→ Task description:
Separate out the lines that hold "color".

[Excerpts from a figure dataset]
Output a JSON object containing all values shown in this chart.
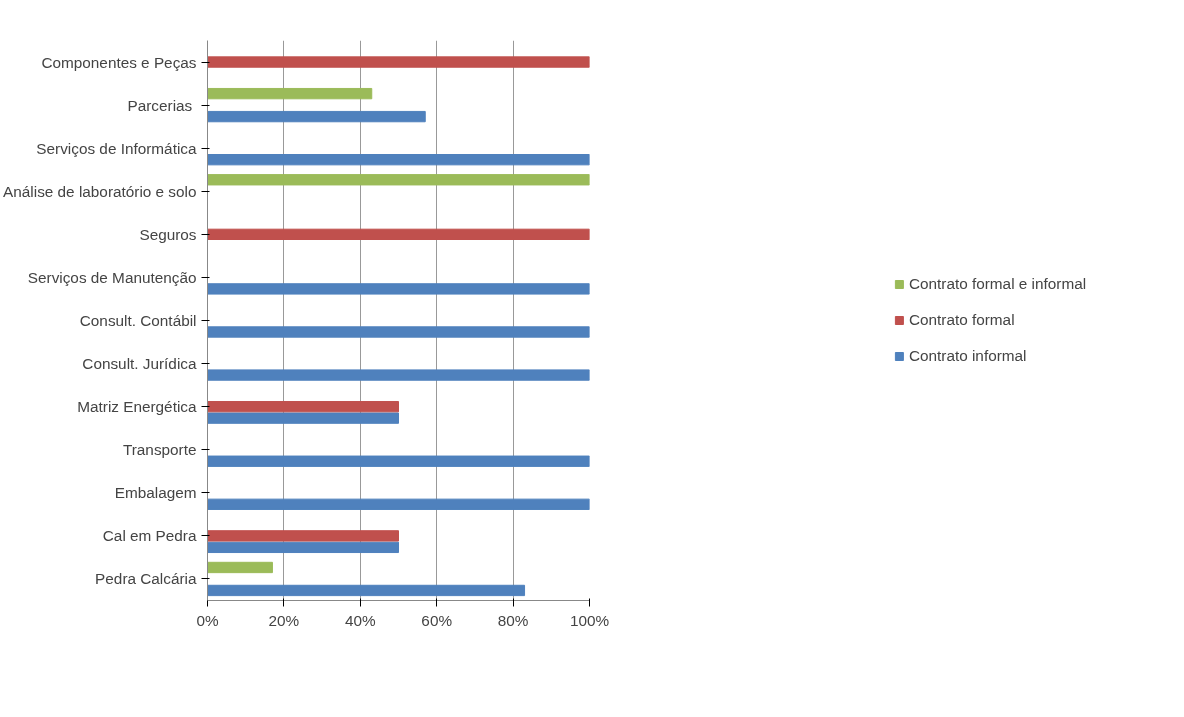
{
  "chart_data": {
    "type": "bar",
    "orientation": "horizontal",
    "categories": [
      "Componentes e Peças",
      "Parcerias ",
      "Serviços de Informática",
      "Análise de laboratório e solo",
      "Seguros",
      "Serviços de Manutenção",
      "Consult. Contábil",
      "Consult. Jurídica",
      "Matriz Energética",
      "Transporte",
      "Embalagem",
      "Cal em Pedra",
      "Pedra Calcária"
    ],
    "series": [
      {
        "name": "Contrato informal",
        "color": "#4f81bd",
        "values": [
          0,
          57,
          100,
          0,
          0,
          100,
          100,
          100,
          50,
          100,
          100,
          50,
          83
        ]
      },
      {
        "name": "Contrato formal",
        "color": "#c0504d",
        "values": [
          100,
          0,
          0,
          0,
          100,
          0,
          0,
          0,
          50,
          0,
          0,
          50,
          0
        ]
      },
      {
        "name": "Contrato formal e informal",
        "color": "#9bbb59",
        "values": [
          0,
          43,
          0,
          100,
          0,
          0,
          0,
          0,
          0,
          0,
          0,
          0,
          17
        ]
      }
    ],
    "xlim": [
      0,
      100
    ],
    "xticks": [
      {
        "value": 0,
        "label": "0%"
      },
      {
        "value": 20,
        "label": "20%"
      },
      {
        "value": 40,
        "label": "40%"
      },
      {
        "value": 60,
        "label": "60%"
      },
      {
        "value": 80,
        "label": "80%"
      },
      {
        "value": 100,
        "label": "100%"
      }
    ],
    "grid": "x",
    "legend": "right"
  }
}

→ Solution to this exercise:
        "color": "#4f81bd",
        "color": "#c0504d",
        "color": "#9bbb59",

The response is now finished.